··· Raw data ···

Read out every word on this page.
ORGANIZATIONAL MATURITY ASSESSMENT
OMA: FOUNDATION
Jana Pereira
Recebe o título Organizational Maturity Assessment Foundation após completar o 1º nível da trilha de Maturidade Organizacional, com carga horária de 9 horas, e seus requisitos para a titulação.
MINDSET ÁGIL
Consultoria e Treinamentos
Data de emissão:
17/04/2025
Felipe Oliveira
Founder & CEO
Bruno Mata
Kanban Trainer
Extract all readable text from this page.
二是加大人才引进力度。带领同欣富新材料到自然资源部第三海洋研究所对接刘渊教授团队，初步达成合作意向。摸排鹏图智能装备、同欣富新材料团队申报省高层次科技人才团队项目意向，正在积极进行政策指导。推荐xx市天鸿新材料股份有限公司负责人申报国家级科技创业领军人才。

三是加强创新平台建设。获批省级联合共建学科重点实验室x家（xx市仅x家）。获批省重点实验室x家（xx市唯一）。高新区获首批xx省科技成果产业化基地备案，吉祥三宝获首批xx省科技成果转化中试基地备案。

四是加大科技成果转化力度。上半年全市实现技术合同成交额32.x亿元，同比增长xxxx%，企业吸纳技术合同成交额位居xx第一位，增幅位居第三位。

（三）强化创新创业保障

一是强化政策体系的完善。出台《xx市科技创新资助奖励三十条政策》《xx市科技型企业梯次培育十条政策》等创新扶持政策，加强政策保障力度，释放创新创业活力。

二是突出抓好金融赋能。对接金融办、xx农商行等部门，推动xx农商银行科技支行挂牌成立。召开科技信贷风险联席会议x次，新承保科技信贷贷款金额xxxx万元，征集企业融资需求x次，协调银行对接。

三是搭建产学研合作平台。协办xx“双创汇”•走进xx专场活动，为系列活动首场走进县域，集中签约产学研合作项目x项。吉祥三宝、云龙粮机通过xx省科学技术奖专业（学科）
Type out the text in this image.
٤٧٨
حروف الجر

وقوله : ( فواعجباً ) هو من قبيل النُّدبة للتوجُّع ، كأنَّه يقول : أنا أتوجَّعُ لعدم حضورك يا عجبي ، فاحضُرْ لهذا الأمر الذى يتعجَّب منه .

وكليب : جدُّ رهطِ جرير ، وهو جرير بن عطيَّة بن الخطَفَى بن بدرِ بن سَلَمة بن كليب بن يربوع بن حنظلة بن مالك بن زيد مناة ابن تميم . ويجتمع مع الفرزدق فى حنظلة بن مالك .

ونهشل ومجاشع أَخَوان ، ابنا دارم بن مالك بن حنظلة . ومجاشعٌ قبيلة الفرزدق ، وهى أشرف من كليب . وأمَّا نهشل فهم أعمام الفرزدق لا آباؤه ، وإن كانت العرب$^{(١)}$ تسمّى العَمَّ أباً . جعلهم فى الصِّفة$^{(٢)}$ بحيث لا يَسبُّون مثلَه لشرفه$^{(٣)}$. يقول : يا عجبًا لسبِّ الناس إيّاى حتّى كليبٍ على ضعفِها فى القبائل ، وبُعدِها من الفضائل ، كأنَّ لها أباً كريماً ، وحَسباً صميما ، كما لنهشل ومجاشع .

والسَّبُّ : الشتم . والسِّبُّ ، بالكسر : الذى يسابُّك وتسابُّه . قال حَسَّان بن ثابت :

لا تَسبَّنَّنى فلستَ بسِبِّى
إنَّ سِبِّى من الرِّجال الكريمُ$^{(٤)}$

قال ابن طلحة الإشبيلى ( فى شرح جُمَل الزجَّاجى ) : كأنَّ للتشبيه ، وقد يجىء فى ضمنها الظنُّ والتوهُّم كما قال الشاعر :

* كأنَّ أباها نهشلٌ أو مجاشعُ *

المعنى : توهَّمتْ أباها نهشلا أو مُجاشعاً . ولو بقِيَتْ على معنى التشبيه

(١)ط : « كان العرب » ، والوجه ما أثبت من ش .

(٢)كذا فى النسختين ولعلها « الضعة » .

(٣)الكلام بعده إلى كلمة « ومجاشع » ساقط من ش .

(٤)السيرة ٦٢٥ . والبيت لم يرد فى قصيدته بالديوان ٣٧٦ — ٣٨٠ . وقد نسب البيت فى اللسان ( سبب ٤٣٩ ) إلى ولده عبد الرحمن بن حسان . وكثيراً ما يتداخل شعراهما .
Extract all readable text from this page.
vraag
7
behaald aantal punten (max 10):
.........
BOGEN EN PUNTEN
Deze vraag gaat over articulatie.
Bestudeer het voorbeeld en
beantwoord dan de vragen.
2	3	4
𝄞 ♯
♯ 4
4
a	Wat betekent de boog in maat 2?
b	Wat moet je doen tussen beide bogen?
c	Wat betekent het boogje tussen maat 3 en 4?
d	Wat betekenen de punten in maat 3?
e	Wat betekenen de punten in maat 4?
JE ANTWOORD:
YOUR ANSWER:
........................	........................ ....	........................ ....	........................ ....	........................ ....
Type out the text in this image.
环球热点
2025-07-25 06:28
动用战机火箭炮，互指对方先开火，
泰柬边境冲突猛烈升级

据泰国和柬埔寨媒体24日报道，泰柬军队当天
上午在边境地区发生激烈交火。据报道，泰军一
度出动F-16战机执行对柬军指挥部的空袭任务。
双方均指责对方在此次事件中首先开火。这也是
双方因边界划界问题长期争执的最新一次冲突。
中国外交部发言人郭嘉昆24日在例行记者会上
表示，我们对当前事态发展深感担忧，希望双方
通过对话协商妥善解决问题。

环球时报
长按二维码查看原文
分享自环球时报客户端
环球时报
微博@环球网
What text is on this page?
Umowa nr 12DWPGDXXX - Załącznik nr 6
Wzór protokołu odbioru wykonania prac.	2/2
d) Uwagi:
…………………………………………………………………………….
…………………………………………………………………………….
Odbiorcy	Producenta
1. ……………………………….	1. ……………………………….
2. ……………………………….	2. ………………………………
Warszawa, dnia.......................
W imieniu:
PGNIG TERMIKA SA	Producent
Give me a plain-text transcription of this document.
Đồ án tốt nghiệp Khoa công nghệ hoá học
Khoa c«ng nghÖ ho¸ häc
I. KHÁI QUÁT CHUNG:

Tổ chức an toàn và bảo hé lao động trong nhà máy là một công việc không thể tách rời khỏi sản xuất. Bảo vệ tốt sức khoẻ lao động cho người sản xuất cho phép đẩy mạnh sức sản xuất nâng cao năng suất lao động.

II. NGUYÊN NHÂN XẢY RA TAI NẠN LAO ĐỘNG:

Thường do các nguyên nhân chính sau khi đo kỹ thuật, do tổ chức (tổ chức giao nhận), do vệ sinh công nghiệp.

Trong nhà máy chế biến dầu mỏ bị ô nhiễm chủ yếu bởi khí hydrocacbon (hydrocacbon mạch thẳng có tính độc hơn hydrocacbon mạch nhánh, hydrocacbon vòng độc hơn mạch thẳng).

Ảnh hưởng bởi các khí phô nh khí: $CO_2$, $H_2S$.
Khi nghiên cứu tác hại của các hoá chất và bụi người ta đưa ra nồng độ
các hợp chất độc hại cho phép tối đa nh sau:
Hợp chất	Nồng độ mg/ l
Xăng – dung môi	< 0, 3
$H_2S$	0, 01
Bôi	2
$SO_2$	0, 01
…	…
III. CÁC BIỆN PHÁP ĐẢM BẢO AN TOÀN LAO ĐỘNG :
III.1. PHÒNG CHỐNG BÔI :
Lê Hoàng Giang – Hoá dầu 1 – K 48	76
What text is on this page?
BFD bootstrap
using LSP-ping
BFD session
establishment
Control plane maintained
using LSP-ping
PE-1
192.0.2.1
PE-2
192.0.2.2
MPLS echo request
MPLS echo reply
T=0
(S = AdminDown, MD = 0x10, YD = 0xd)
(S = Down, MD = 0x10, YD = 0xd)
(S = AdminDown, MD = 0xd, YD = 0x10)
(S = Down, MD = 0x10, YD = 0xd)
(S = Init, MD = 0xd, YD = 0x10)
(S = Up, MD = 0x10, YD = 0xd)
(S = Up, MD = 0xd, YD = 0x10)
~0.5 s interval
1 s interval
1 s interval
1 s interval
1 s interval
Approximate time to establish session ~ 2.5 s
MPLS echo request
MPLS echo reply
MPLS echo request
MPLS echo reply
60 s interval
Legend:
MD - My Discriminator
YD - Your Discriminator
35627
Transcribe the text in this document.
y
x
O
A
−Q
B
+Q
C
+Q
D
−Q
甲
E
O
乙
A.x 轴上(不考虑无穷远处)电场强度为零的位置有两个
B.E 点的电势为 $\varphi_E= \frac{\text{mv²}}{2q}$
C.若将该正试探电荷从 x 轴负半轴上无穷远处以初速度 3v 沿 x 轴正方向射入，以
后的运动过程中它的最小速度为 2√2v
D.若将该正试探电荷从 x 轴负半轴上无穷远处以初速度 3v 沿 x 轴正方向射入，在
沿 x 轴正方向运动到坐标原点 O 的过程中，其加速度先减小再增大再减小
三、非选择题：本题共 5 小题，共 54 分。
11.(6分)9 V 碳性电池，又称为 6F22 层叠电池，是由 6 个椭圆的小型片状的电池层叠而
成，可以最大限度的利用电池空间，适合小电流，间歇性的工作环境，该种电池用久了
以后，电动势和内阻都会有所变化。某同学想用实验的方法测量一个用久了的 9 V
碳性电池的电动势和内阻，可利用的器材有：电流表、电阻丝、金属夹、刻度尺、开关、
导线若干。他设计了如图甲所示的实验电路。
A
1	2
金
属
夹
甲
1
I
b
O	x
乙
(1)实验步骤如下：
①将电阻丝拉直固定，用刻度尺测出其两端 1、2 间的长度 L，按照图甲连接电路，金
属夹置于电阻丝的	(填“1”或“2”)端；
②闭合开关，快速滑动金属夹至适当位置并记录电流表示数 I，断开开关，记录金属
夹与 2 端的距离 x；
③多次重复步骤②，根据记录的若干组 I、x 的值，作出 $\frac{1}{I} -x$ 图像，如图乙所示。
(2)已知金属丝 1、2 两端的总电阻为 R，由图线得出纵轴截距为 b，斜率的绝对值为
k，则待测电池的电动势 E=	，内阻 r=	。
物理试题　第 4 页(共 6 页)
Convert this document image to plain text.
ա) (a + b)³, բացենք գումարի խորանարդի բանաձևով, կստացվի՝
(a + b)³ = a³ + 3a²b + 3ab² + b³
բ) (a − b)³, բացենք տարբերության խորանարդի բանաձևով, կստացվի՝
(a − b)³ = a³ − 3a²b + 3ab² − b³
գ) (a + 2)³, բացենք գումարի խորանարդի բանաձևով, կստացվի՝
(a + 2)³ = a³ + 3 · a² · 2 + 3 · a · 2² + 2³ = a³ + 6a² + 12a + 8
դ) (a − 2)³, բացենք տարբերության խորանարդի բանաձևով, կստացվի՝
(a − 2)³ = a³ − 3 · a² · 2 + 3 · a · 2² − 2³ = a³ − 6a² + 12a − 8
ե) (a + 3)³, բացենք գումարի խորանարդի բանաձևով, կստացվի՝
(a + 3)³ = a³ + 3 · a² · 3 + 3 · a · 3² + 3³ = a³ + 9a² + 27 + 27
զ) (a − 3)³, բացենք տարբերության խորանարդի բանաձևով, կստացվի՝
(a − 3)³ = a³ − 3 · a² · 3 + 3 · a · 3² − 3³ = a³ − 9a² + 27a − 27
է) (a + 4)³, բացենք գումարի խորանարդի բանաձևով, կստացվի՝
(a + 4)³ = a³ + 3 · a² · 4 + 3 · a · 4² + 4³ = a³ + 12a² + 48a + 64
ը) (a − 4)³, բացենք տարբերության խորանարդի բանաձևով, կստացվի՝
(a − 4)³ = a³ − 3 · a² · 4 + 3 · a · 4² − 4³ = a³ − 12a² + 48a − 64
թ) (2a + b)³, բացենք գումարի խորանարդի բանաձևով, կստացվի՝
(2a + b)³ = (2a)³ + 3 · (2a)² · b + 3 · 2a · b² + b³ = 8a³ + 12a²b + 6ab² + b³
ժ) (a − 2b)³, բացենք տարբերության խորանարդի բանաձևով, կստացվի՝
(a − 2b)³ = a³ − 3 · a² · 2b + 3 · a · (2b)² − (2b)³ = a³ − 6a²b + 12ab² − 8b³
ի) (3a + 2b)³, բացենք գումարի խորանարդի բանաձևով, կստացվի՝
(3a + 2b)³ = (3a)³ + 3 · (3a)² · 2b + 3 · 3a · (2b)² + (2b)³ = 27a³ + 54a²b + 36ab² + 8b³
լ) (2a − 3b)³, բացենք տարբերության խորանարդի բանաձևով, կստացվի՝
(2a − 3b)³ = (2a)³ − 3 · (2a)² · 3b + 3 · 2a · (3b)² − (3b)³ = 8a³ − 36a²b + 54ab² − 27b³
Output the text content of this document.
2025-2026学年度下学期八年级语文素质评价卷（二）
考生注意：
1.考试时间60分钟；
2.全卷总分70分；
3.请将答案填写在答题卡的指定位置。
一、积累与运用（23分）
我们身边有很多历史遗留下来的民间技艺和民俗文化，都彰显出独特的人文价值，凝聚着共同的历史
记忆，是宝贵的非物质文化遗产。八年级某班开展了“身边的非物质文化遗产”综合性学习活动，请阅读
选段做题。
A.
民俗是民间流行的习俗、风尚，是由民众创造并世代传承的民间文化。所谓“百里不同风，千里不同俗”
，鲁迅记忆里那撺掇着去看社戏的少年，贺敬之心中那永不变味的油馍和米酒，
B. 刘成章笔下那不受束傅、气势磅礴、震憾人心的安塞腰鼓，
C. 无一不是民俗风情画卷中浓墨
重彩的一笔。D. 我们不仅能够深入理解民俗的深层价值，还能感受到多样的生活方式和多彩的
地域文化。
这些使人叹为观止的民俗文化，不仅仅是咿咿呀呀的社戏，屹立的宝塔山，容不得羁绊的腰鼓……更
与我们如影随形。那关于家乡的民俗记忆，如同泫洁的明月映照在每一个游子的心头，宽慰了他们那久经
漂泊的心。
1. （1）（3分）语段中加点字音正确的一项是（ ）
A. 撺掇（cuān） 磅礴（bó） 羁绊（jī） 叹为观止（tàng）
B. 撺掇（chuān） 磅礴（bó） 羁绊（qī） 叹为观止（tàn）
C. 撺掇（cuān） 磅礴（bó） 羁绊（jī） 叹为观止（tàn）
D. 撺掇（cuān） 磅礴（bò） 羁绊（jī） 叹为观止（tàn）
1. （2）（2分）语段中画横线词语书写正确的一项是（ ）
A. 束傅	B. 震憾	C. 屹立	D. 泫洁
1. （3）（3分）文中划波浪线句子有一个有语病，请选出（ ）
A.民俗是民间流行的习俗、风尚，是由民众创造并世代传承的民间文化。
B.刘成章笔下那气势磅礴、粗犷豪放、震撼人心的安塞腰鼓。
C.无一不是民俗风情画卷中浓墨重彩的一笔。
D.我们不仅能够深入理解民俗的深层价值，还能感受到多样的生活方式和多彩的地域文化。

···

[Your goal]
Copy every line of the data that holds the string "խորանարդի".

[Finished task]
ա) (a + b)³, բացենք գումարի խորանարդի բանաձևով, կստացվի՝
բ) (a − b)³, բացենք տարբերության խորանարդի բանաձևով, կստացվի՝
գ) (a + 2)³, բացենք գումարի խորանարդի բանաձևով, կստացվի՝
դ) (a − 2)³, բացենք տարբերության խորանարդի բանաձևով, կստացվի՝
ե) (a + 3)³, բացենք գումարի խորանարդի բանաձևով, կստացվի՝
զ) (a − 3)³, բացենք տարբերության խորանարդի բանաձևով, կստացվի՝
է) (a + 4)³, բացենք գումարի խորանարդի բանաձևով, կստացվի՝
ը) (a − 4)³, բացենք տարբերության խորանարդի բանաձևով, կստացվի՝
թ) (2a + b)³, բացենք գումարի խորանարդի բանաձևով, կստացվի՝
ժ) (a − 2b)³, բացենք տարբերության խորանարդի բանաձևով, կստացվի՝
ի) (3a + 2b)³, բացենք գումարի խորանարդի բանաձևով, կստացվի՝
լ) (2a − 3b)³, բացենք տարբերության խորանարդի բանաձևով, կստացվի՝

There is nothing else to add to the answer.